**Your instructions:**
Write the records out again, precisely as they stand.
════
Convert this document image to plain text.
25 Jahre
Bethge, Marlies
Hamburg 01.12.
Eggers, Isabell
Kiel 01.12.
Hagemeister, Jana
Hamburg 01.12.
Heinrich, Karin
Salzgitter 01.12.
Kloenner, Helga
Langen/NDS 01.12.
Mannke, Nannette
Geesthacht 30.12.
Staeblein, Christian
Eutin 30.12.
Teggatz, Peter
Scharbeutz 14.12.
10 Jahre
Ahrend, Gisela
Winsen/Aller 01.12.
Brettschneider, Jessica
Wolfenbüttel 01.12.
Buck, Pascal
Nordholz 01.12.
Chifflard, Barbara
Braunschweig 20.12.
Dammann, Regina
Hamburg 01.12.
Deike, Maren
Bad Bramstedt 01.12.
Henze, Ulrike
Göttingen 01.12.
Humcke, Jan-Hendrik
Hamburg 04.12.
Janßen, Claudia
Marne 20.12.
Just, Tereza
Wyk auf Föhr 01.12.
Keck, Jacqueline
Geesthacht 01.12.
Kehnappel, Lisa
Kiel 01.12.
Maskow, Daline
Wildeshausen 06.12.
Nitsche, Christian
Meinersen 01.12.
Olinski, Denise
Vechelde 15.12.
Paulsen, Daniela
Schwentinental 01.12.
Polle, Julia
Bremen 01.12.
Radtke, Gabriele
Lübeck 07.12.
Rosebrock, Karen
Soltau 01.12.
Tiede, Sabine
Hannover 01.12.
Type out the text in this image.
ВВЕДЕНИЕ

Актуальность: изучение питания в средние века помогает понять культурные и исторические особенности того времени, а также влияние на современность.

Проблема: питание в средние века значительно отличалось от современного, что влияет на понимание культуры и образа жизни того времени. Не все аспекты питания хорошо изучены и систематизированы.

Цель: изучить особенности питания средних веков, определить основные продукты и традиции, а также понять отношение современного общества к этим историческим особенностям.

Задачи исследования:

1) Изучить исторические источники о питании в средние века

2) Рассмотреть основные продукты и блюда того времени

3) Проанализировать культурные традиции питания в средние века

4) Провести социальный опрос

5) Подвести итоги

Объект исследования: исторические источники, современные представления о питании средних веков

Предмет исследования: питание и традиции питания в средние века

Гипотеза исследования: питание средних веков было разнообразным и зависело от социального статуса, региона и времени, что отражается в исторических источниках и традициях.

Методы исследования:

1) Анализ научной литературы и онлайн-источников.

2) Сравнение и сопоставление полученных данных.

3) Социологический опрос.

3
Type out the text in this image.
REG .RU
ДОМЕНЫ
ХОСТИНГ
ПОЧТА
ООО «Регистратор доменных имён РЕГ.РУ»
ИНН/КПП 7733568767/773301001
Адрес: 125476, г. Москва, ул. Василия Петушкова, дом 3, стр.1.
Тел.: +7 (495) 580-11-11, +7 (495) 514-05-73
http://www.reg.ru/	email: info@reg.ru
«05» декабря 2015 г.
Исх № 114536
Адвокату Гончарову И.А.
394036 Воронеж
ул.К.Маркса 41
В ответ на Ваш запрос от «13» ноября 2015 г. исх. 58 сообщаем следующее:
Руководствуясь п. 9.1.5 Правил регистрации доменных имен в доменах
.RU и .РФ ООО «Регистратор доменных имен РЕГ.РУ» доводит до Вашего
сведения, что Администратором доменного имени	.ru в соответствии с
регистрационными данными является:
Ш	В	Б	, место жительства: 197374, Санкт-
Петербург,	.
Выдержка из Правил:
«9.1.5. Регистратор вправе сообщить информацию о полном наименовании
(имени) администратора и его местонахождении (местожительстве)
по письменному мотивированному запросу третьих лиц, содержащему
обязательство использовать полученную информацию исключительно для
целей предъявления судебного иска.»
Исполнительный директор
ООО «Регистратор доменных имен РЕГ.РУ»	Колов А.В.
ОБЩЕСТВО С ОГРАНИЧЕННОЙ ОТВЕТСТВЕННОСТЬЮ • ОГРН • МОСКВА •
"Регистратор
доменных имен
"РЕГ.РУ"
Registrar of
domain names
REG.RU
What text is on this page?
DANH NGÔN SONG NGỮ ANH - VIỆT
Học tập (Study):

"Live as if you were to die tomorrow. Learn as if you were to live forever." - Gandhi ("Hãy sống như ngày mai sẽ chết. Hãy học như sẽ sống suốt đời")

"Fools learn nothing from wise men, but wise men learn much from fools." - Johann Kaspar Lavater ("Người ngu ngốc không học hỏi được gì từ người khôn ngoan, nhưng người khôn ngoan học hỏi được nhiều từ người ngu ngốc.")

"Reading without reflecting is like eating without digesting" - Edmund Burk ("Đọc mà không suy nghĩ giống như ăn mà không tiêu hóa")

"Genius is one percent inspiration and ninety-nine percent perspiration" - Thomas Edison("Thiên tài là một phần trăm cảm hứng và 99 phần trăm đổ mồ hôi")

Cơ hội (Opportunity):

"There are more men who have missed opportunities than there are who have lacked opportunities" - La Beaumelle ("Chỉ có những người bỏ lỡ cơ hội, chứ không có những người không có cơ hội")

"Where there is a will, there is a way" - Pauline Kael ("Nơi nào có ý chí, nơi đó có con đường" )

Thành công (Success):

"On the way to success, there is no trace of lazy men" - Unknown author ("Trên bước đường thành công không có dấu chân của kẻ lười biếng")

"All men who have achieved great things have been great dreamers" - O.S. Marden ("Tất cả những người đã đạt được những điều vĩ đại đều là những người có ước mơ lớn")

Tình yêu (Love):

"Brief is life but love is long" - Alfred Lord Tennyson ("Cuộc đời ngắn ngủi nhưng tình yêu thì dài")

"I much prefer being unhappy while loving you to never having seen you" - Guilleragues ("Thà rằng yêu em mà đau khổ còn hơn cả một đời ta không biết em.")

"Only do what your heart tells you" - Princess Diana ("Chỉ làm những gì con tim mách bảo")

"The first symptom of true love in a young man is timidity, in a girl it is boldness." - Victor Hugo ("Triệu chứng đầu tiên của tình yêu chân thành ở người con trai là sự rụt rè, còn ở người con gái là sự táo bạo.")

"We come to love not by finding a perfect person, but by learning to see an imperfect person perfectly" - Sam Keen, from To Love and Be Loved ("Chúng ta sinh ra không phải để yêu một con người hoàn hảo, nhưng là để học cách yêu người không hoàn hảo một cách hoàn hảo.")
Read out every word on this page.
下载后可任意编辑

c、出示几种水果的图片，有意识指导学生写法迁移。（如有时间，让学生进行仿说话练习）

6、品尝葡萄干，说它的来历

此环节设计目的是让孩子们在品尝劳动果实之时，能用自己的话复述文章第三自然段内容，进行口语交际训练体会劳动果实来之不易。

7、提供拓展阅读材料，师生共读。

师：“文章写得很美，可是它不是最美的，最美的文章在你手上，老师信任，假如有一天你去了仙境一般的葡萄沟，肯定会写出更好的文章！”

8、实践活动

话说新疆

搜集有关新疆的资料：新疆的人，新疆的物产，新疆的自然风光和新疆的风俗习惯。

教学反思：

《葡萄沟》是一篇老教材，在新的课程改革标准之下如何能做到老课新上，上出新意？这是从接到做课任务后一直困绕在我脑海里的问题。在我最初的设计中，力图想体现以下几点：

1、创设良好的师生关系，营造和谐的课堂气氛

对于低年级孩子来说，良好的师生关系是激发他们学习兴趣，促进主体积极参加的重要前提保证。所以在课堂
════
**Answer to this problem:**
Convert this document image to plain text.
25 Jahre
Bethge, Marlies
Hamburg 01.12.
Eggers, Isabell
Kiel 01.12.
Hagemeister, Jana
Hamburg 01.12.
Heinrich, Karin
Salzgitter 01.12.
Kloenner, Helga
Langen/NDS 01.12.
Mannke, Nannette
Geesthacht 30.12.
Staeblein, Christian
Eutin 30.12.
Teggatz, Peter
Scharbeutz 14.12.
10 Jahre
Ahrend, Gisela
Winsen/Aller 01.12.
Brettschneider, Jessica
Wolfenbüttel 01.12.
Buck, Pascal
Nordholz 01.12.
Chifflard, Barbara
Braunschweig 20.12.
Dammann, Regina
Hamburg 01.12.
Deike, Maren
Bad Bramstedt 01.12.
Henze, Ulrike
Göttingen 01.12.
Humcke, Jan-Hendrik
Hamburg 04.12.
Janßen, Claudia
Marne 20.12.
Just, Tereza
Wyk auf Föhr 01.12.
Keck, Jacqueline
Geesthacht 01.12.
Kehnappel, Lisa
Kiel 01.12.
Maskow, Daline
Wildeshausen 06.12.
Nitsche, Christian
Meinersen 01.12.
Olinski, Denise
Vechelde 15.12.
Paulsen, Daniela
Schwentinental 01.12.
Polle, Julia
Bremen 01.12.
Radtke, Gabriele
Lübeck 07.12.
Rosebrock, Karen
Soltau 01.12.
Tiede, Sabine
Hannover 01.12.
Type out the text in this image.
ВВЕДЕНИЕ

Актуальность: изучение питания в средние века помогает понять культурные и исторические особенности того времени, а также влияние на современность.

Проблема: питание в средние века значительно отличалось от современного, что влияет на понимание культуры и образа жизни того времени. Не все аспекты питания хорошо изучены и систематизированы.

Цель: изучить особенности питания средних веков, определить основные продукты и традиции, а также понять отношение современного общества к этим историческим особенностям.

Задачи исследования:

1) Изучить исторические источники о питании в средние века

2) Рассмотреть основные продукты и блюда того времени

3) Проанализировать культурные традиции питания в средние века

4) Провести социальный опрос

5) Подвести итоги

Объект исследования: исторические источники, современные представления о питании средних веков

Предмет исследования: питание и традиции питания в средние века

Гипотеза исследования: питание средних веков было разнообразным и зависело от социального статуса, региона и времени, что отражается в исторических источниках и традициях.

Методы исследования:

1) Анализ научной литературы и онлайн-источников.

2) Сравнение и сопоставление полученных данных.

3) Социологический опрос.

3
Type out the text in this image.
REG .RU
ДОМЕНЫ
ХОСТИНГ
ПОЧТА
ООО «Регистратор доменных имён РЕГ.РУ»
ИНН/КПП 7733568767/773301001
Адрес: 125476, г. Москва, ул. Василия Петушкова, дом 3, стр.1.
Тел.: +7 (495) 580-11-11, +7 (495) 514-05-73
http://www.reg.ru/	email: info@reg.ru
«05» декабря 2015 г.
Исх № 114536
Адвокату Гончарову И.А.
394036 Воронеж
ул.К.Маркса 41
В ответ на Ваш запрос от «13» ноября 2015 г. исх. 58 сообщаем следующее:
Руководствуясь п. 9.1.5 Правил регистрации доменных имен в доменах
.RU и .РФ ООО «Регистратор доменных имен РЕГ.РУ» доводит до Вашего
сведения, что Администратором доменного имени	.ru в соответствии с
регистрационными данными является:
Ш	В	Б	, место жительства: 197374, Санкт-
Петербург,	.
Выдержка из Правил:
«9.1.5. Регистратор вправе сообщить информацию о полном наименовании
(имени) администратора и его местонахождении (местожительстве)
по письменному мотивированному запросу третьих лиц, содержащему
обязательство использовать полученную информацию исключительно для
целей предъявления судебного иска.»
Исполнительный директор
ООО «Регистратор доменных имен РЕГ.РУ»	Колов А.В.
ОБЩЕСТВО С ОГРАНИЧЕННОЙ ОТВЕТСТВЕННОСТЬЮ • ОГРН • МОСКВА •
"Регистратор
доменных имен
"РЕГ.РУ"
Registrar of
domain names
REG.RU
What text is on this page?
DANH NGÔN SONG NGỮ ANH - VIỆT
Học tập (Study):

"Live as if you were to die tomorrow. Learn as if you were to live forever." - Gandhi ("Hãy sống như ngày mai sẽ chết. Hãy học như sẽ sống suốt đời")

"Fools learn nothing from wise men, but wise men learn much from fools." - Johann Kaspar Lavater ("Người ngu ngốc không học hỏi được gì từ người khôn ngoan, nhưng người khôn ngoan học hỏi được nhiều từ người ngu ngốc.")

"Reading without reflecting is like eating without digesting" - Edmund Burk ("Đọc mà không suy nghĩ giống như ăn mà không tiêu hóa")

"Genius is one percent inspiration and ninety-nine percent perspiration" - Thomas Edison("Thiên tài là một phần trăm cảm hứng và 99 phần trăm đổ mồ hôi")

Cơ hội (Opportunity):

"There are more men who have missed opportunities than there are who have lacked opportunities" - La Beaumelle ("Chỉ có những người bỏ lỡ cơ hội, chứ không có những người không có cơ hội")

"Where there is a will, there is a way" - Pauline Kael ("Nơi nào có ý chí, nơi đó có con đường" )

Thành công (Success):

"On the way to success, there is no trace of lazy men" - Unknown author ("Trên bước đường thành công không có dấu chân của kẻ lười biếng")

"All men who have achieved great things have been great dreamers" - O.S. Marden ("Tất cả những người đã đạt được những điều vĩ đại đều là những người có ước mơ lớn")

Tình yêu (Love):

"Brief is life but love is long" - Alfred Lord Tennyson ("Cuộc đời ngắn ngủi nhưng tình yêu thì dài")

"I much prefer being unhappy while loving you to never having seen you" - Guilleragues ("Thà rằng yêu em mà đau khổ còn hơn cả một đời ta không biết em.")

"Only do what your heart tells you" - Princess Diana ("Chỉ làm những gì con tim mách bảo")

"The first symptom of true love in a young man is timidity, in a girl it is boldness." - Victor Hugo ("Triệu chứng đầu tiên của tình yêu chân thành ở người con trai là sự rụt rè, còn ở người con gái là sự táo bạo.")

"We come to love not by finding a perfect person, but by learning to see an imperfect person perfectly" - Sam Keen, from To Love and Be Loved ("Chúng ta sinh ra không phải để yêu một con người hoàn hảo, nhưng là để học cách yêu người không hoàn hảo một cách hoàn hảo.")
Read out every word on this page.
下载后可任意编辑

c、出示几种水果的图片，有意识指导学生写法迁移。（如有时间，让学生进行仿说话练习）

6、品尝葡萄干，说它的来历

此环节设计目的是让孩子们在品尝劳动果实之时，能用自己的话复述文章第三自然段内容，进行口语交际训练体会劳动果实来之不易。

7、提供拓展阅读材料，师生共读。

师：“文章写得很美，可是它不是最美的，最美的文章在你手上，老师信任，假如有一天你去了仙境一般的葡萄沟，肯定会写出更好的文章！”

8、实践活动

话说新疆

搜集有关新疆的资料：新疆的人，新疆的物产，新疆的自然风光和新疆的风俗习惯。

教学反思：

《葡萄沟》是一篇老教材，在新的课程改革标准之下如何能做到老课新上，上出新意？这是从接到做课任务后一直困绕在我脑海里的问题。在我最初的设计中，力图想体现以下几点：

1、创设良好的师生关系，营造和谐的课堂气氛

对于低年级孩子来说，良好的师生关系是激发他们学习兴趣，促进主体积极参加的重要前提保证。所以在课堂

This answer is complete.